» **EXCERPTED RECORDS**

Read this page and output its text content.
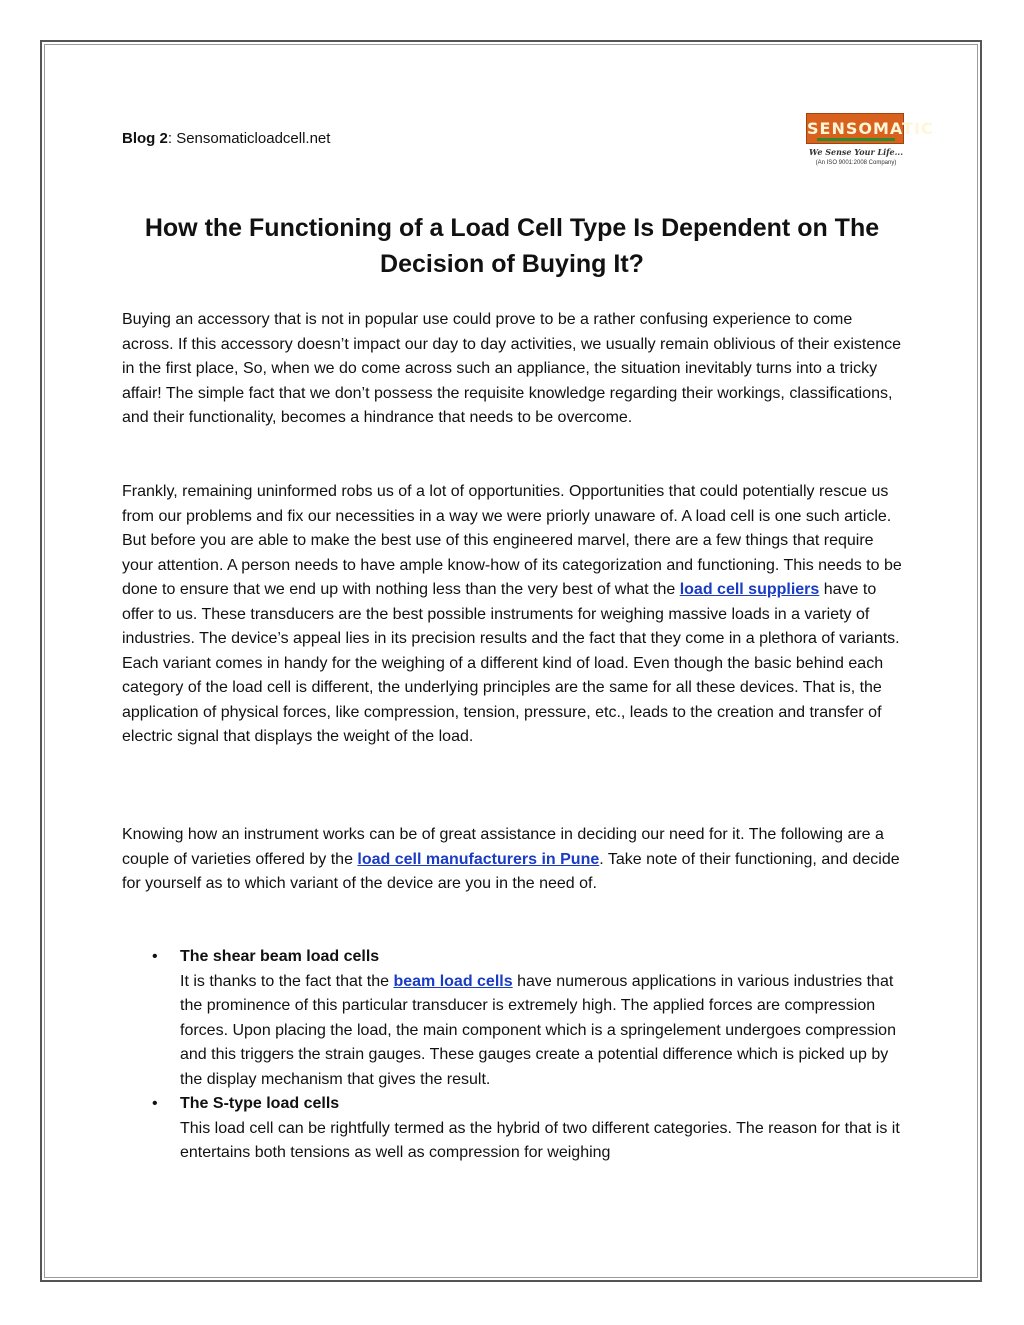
Blog 2: Sensomaticloadcell.net
SENSOMATIC
We Sense Your Life...
(An ISO 9001:2008 Company)
How the Functioning of a Load Cell Type Is Dependent on The
Decision of Buying It?

Buying an accessory that is not in popular use could prove to be a rather confusing experience to come across. If this accessory doesn’t impact our day to day activities, we usually remain oblivious of their existence in the first place, So, when we do come across such an appliance, the situation inevitably turns into a tricky affair! The simple fact that we don’t possess the requisite knowledge regarding their workings, classifications, and their functionality, becomes a hindrance that needs to be overcome.

Frankly, remaining uninformed robs us of a lot of opportunities. Opportunities that could potentially rescue us from our problems and fix our necessities in a way we were priorly unaware of. A load cell is one such article. But before you are able to make the best use of this engineered marvel, there are a few things that require your attention. A person needs to have ample know-how of its categorization and functioning. This needs to be done to ensure that we end up with nothing less than the very best of what the load cell suppliers have to offer to us. These transducers are the best possible instruments for weighing massive loads in a variety of industries. The device’s appeal lies in its precision results and the fact that they come in a plethora of variants. Each variant comes in handy for the weighing of a different kind of load. Even though the basic behind each category of the load cell is different, the underlying principles are the same for all these devices. That is, the application of physical forces, like compression, tension, pressure, etc., leads to the creation and transfer of electric signal that displays the weight of the load.

Knowing how an instrument works can be of great assistance in deciding our need for it. The following are a couple of varieties offered by the load cell manufacturers in Pune. Take note of their functioning, and decide for yourself as to which variant of the device are you in the need of.

• The shear beam load cells
It is thanks to the fact that the beam load cells have numerous applications in various industries that the prominence of this particular transducer is extremely high. The applied forces are compression forces. Upon placing the load, the main component which is a springelement undergoes compression and this triggers the strain gauges. These gauges create a potential difference which is picked up by the display mechanism that gives the result.
• The S-type load cells
This load cell can be rightfully termed as the hybrid of two different categories. The reason for that is it entertains both tensions as well as compression for weighing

» **EXERCISE INSTRUCTIONS**
Verbatim copy, images excluded: transcribe all the entries above.

» **ANSWER TO THIS TASK**
Read this page and output its text content.
Blog 2: Sensomaticloadcell.net
SENSOMATIC
We Sense Your Life...
(An ISO 9001:2008 Company)
How the Functioning of a Load Cell Type Is Dependent on The
Decision of Buying It?

Buying an accessory that is not in popular use could prove to be a rather confusing experience to come across. If this accessory doesn’t impact our day to day activities, we usually remain oblivious of their existence in the first place, So, when we do come across such an appliance, the situation inevitably turns into a tricky affair! The simple fact that we don’t possess the requisite knowledge regarding their workings, classifications, and their functionality, becomes a hindrance that needs to be overcome.

Frankly, remaining uninformed robs us of a lot of opportunities. Opportunities that could potentially rescue us from our problems and fix our necessities in a way we were priorly unaware of. A load cell is one such article. But before you are able to make the best use of this engineered marvel, there are a few things that require your attention. A person needs to have ample know-how of its categorization and functioning. This needs to be done to ensure that we end up with nothing less than the very best of what the load cell suppliers have to offer to us. These transducers are the best possible instruments for weighing massive loads in a variety of industries. The device’s appeal lies in its precision results and the fact that they come in a plethora of variants. Each variant comes in handy for the weighing of a different kind of load. Even though the basic behind each category of the load cell is different, the underlying principles are the same for all these devices. That is, the application of physical forces, like compression, tension, pressure, etc., leads to the creation and transfer of electric signal that displays the weight of the load.

Knowing how an instrument works can be of great assistance in deciding our need for it. The following are a couple of varieties offered by the load cell manufacturers in Pune. Take note of their functioning, and decide for yourself as to which variant of the device are you in the need of.

• The shear beam load cells
It is thanks to the fact that the beam load cells have numerous applications in various industries that the prominence of this particular transducer is extremely high. The applied forces are compression forces. Upon placing the load, the main component which is a springelement undergoes compression and this triggers the strain gauges. These gauges create a potential difference which is picked up by the display mechanism that gives the result.
• The S-type load cells
This load cell can be rightfully termed as the hybrid of two different categories. The reason for that is it entertains both tensions as well as compression for weighing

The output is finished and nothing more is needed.